* [Exercise brief] Write the data out again exactly, dropping any images it holds.

* [Supplied records]

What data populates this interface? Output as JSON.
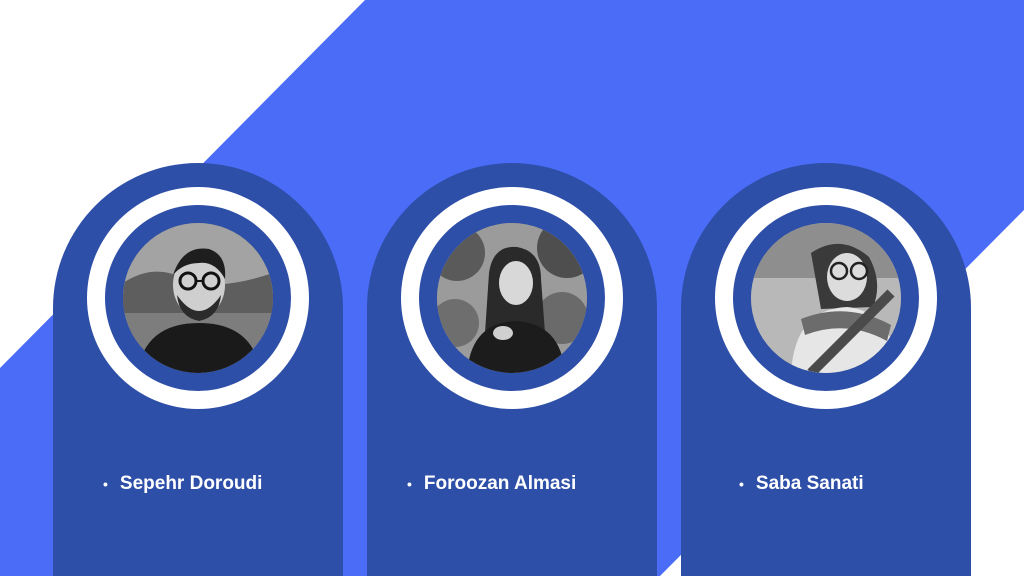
{
  "colors": {
    "accent": "#4a6cf7",
    "card": "#2e4fa8",
    "ring": "#ffffff"
  },
  "team": [
    {
      "name": "Sepehr Doroudi"
    },
    {
      "name": "Foroozan Almasi"
    },
    {
      "name": "Saba Sanati"
    }
  ]
}
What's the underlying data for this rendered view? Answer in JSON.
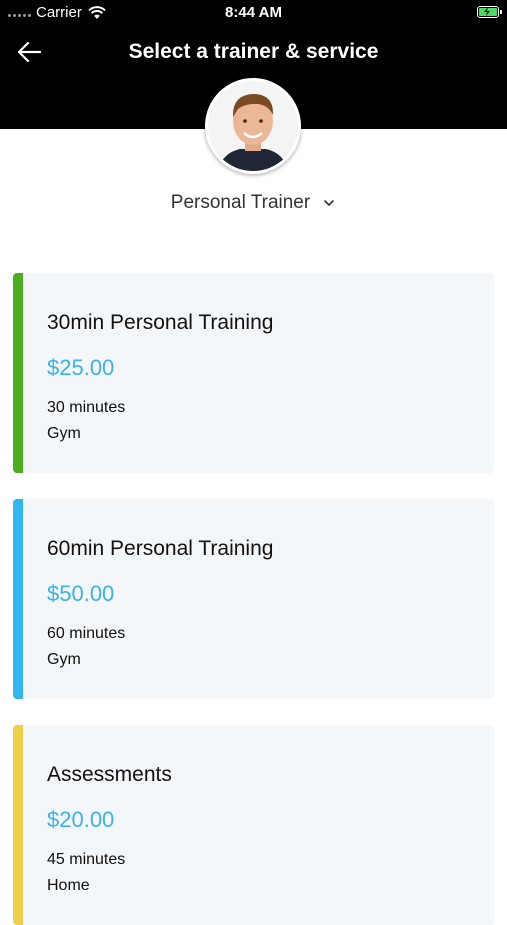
{
  "status_bar": {
    "carrier": "Carrier",
    "time": "8:44 AM"
  },
  "header": {
    "title": "Select a trainer & service",
    "background": "#000000"
  },
  "trainer": {
    "selected": "Personal Trainer"
  },
  "services": [
    {
      "name": "30min Personal Training",
      "price": "$25.00",
      "duration": "30 minutes",
      "location": "Gym",
      "accent": "#4cae1f"
    },
    {
      "name": "60min Personal Training",
      "price": "$50.00",
      "duration": "60 minutes",
      "location": "Gym",
      "accent": "#33b5ef"
    },
    {
      "name": "Assessments",
      "price": "$20.00",
      "duration": "45 minutes",
      "location": "Home",
      "accent": "#f0cf4b"
    }
  ],
  "colors": {
    "price": "#3bb2e8",
    "card_background": "#f3f7fa"
  }
}
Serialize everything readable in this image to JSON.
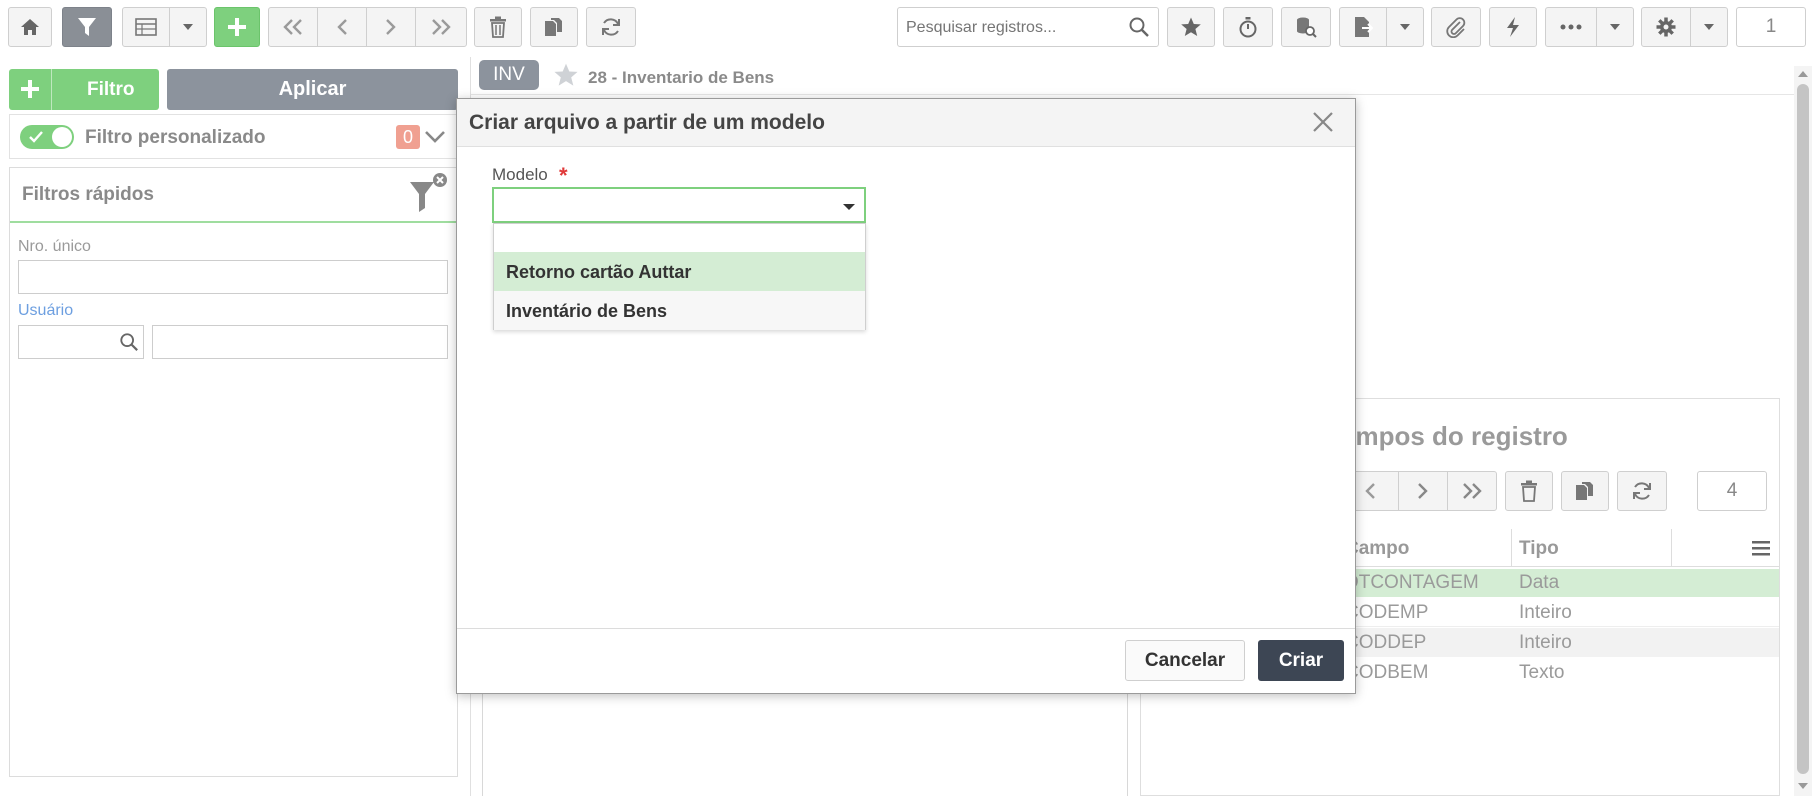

* [Final result]
What data populates this interface? Output as JSON.
{
  "colors": {
    "accent": "#4a6cf7",
    "card": "#2e4fa8",
    "ring": "#ffffff"
  },
  "team": [
    {
      "name": "Sepehr Doroudi"
    },
    {
      "name": "Foroozan Almasi"
    },
    {
      "name": "Saba Sanati"
    }
  ]
}
What's the underlying data for this rendered view? Answer in JSON.
{
  "status_bar": {
    "carrier": "Carrier",
    "time": "8:44 AM"
  },
  "header": {
    "title": "Select a trainer & service",
    "background": "#000000"
  },
  "trainer": {
    "selected": "Personal Trainer"
  },
  "services": [
    {
      "name": "30min Personal Training",
      "price": "$25.00",
      "duration": "30 minutes",
      "location": "Gym",
      "accent": "#4cae1f"
    },
    {
      "name": "60min Personal Training",
      "price": "$50.00",
      "duration": "60 minutes",
      "location": "Gym",
      "accent": "#33b5ef"
    },
    {
      "name": "Assessments",
      "price": "$20.00",
      "duration": "45 minutes",
      "location": "Home",
      "accent": "#f0cf4b"
    }
  ],
  "colors": {
    "price": "#3bb2e8",
    "card_background": "#f3f7fa"
  }
}
Serialize everything readable in this image to JSON.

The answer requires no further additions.